» What is expected
Find every line in the records below that holds the word "草原生态系统", and copy each one.

» Task input
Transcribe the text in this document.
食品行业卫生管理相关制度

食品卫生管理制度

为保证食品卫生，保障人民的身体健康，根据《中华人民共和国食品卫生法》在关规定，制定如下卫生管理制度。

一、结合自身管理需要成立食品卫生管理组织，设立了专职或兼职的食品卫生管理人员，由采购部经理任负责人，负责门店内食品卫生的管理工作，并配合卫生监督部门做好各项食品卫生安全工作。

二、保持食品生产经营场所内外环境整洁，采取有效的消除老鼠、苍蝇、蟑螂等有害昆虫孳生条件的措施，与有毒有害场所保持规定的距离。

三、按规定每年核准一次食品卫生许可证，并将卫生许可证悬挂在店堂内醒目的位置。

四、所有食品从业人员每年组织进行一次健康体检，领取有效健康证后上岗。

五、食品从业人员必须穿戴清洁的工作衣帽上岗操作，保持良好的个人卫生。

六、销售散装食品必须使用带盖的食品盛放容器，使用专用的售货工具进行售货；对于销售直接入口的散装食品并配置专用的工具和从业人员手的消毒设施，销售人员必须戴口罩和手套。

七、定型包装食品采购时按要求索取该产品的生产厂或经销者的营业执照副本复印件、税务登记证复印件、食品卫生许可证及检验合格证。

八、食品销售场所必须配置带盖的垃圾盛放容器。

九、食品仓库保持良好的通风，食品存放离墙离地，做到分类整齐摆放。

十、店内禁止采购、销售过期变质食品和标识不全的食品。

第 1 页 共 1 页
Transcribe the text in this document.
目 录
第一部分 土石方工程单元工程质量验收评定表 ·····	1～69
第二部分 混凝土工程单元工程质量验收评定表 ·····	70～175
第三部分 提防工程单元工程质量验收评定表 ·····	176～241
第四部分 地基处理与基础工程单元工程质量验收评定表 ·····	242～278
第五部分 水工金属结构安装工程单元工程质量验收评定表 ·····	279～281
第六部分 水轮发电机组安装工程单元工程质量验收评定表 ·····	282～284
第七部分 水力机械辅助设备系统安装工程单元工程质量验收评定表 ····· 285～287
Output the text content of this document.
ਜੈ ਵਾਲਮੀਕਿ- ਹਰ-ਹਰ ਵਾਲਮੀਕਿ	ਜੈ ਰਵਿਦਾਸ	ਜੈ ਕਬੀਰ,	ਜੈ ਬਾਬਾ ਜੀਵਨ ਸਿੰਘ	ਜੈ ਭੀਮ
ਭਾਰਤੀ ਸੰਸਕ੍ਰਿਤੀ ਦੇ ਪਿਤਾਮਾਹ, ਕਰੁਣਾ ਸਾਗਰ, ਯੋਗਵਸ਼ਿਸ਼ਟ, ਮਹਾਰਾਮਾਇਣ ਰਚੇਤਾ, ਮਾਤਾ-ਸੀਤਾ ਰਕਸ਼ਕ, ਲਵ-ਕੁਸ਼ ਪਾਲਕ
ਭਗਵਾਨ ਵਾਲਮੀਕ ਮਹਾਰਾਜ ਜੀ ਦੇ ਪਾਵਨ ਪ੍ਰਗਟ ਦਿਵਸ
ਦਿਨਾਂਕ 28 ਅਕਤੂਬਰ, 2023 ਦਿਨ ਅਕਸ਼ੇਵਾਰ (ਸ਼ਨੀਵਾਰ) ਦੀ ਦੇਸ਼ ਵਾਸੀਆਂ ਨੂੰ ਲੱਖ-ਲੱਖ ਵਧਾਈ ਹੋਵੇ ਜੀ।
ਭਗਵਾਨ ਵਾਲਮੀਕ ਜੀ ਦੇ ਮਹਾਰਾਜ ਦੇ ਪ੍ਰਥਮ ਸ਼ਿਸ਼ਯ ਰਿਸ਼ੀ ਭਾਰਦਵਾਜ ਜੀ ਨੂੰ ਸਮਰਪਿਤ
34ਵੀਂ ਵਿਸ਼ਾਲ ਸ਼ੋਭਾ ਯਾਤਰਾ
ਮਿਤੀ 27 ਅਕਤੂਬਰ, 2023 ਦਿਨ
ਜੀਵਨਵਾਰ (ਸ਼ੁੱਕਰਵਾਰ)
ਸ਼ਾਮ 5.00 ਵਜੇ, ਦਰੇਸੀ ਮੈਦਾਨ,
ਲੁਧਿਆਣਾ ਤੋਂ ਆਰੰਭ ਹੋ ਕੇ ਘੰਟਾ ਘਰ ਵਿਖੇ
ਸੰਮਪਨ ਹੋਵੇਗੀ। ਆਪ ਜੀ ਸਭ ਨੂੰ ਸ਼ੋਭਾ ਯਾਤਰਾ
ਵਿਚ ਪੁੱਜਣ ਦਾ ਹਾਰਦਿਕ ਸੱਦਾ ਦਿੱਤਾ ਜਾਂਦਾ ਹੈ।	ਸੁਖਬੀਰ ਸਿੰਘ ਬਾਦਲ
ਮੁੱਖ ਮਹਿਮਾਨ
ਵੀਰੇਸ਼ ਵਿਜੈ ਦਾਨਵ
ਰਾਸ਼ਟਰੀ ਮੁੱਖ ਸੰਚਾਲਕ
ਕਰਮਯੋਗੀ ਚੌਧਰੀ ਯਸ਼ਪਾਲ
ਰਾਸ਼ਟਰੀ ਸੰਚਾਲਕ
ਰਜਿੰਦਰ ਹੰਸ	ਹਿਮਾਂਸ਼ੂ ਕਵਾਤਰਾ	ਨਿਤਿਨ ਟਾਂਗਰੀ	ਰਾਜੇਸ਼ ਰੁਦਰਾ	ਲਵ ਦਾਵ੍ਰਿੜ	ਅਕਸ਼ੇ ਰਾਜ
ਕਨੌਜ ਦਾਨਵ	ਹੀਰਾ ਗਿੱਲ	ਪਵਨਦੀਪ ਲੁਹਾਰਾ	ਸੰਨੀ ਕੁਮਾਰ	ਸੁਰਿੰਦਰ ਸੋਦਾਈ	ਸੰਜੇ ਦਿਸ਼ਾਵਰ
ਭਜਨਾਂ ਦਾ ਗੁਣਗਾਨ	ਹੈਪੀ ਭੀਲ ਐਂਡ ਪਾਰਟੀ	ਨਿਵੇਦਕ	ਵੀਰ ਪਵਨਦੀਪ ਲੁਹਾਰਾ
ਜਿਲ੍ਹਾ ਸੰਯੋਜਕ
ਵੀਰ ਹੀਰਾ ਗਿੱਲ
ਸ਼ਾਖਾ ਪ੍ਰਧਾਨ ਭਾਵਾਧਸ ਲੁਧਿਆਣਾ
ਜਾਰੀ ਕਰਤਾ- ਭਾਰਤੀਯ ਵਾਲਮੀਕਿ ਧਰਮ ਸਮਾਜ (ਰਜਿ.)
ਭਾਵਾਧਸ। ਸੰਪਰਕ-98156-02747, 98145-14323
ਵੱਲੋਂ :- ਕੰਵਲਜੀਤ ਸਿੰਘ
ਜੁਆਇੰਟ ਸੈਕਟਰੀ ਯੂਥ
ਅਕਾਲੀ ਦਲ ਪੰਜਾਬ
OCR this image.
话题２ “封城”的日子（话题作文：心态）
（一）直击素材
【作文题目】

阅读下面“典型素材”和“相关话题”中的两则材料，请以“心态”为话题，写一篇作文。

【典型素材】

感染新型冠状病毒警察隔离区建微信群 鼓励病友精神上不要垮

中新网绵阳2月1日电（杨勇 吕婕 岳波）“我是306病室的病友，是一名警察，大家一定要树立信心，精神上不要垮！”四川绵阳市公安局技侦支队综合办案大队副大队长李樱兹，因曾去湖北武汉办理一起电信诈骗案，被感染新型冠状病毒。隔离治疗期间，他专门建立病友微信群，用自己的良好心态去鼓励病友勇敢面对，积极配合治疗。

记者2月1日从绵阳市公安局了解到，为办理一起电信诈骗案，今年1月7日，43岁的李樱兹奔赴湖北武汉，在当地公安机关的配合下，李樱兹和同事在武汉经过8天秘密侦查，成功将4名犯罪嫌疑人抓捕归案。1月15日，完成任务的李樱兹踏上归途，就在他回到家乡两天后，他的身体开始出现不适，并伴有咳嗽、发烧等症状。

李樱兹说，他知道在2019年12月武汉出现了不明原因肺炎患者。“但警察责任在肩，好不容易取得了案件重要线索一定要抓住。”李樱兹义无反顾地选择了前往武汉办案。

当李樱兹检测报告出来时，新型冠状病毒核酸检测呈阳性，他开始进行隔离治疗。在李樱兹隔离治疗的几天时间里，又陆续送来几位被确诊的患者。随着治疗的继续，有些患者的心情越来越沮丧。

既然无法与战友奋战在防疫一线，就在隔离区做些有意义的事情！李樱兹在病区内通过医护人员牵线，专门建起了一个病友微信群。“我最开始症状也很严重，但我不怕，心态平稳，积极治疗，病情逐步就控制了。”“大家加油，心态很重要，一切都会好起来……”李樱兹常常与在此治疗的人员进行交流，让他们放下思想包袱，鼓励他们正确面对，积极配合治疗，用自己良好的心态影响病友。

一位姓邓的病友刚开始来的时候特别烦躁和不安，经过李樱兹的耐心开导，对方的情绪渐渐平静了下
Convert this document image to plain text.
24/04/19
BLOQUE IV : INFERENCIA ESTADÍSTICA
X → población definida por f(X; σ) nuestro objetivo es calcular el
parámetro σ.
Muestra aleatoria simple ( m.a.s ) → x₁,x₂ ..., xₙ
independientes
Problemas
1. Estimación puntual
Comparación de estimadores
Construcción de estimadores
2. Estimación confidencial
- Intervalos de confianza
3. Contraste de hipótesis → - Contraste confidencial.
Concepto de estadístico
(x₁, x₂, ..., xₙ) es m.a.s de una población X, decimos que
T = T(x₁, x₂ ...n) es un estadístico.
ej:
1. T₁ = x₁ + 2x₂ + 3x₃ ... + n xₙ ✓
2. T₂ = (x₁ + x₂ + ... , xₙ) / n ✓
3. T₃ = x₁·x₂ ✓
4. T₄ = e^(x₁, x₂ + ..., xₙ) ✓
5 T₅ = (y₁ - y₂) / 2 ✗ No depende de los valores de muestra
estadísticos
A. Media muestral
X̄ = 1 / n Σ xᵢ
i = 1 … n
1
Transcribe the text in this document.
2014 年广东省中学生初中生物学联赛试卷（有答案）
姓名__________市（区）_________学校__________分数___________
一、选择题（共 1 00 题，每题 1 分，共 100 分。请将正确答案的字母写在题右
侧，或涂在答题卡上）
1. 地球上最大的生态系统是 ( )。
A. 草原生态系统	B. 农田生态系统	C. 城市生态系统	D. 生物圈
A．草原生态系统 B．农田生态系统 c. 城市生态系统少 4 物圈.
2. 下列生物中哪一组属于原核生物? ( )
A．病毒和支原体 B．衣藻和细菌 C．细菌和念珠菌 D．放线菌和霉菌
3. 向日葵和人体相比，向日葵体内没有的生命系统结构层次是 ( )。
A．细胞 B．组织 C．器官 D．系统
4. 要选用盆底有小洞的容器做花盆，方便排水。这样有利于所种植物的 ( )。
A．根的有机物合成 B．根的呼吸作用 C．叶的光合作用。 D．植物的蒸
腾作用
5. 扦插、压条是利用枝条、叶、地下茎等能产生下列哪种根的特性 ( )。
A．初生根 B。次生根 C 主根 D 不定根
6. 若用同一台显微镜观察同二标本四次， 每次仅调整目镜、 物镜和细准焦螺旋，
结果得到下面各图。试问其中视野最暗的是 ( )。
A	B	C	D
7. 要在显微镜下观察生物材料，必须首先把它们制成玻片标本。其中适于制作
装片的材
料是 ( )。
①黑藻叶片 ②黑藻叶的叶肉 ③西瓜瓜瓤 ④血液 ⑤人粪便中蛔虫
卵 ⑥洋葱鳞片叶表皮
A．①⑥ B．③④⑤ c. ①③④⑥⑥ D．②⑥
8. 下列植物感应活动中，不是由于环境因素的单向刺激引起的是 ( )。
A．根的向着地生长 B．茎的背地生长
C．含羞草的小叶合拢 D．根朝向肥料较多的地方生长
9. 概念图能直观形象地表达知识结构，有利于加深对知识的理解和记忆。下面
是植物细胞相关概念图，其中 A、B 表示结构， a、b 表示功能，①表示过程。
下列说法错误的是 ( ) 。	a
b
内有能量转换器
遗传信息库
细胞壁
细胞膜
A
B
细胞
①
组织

» Solution below
A. 草原生态系统	B. 农田生态系统	C. 城市生态系统	D. 生物圈
A．草原生态系统 B．农田生态系统 c. 城市生态系统少 4 物圈.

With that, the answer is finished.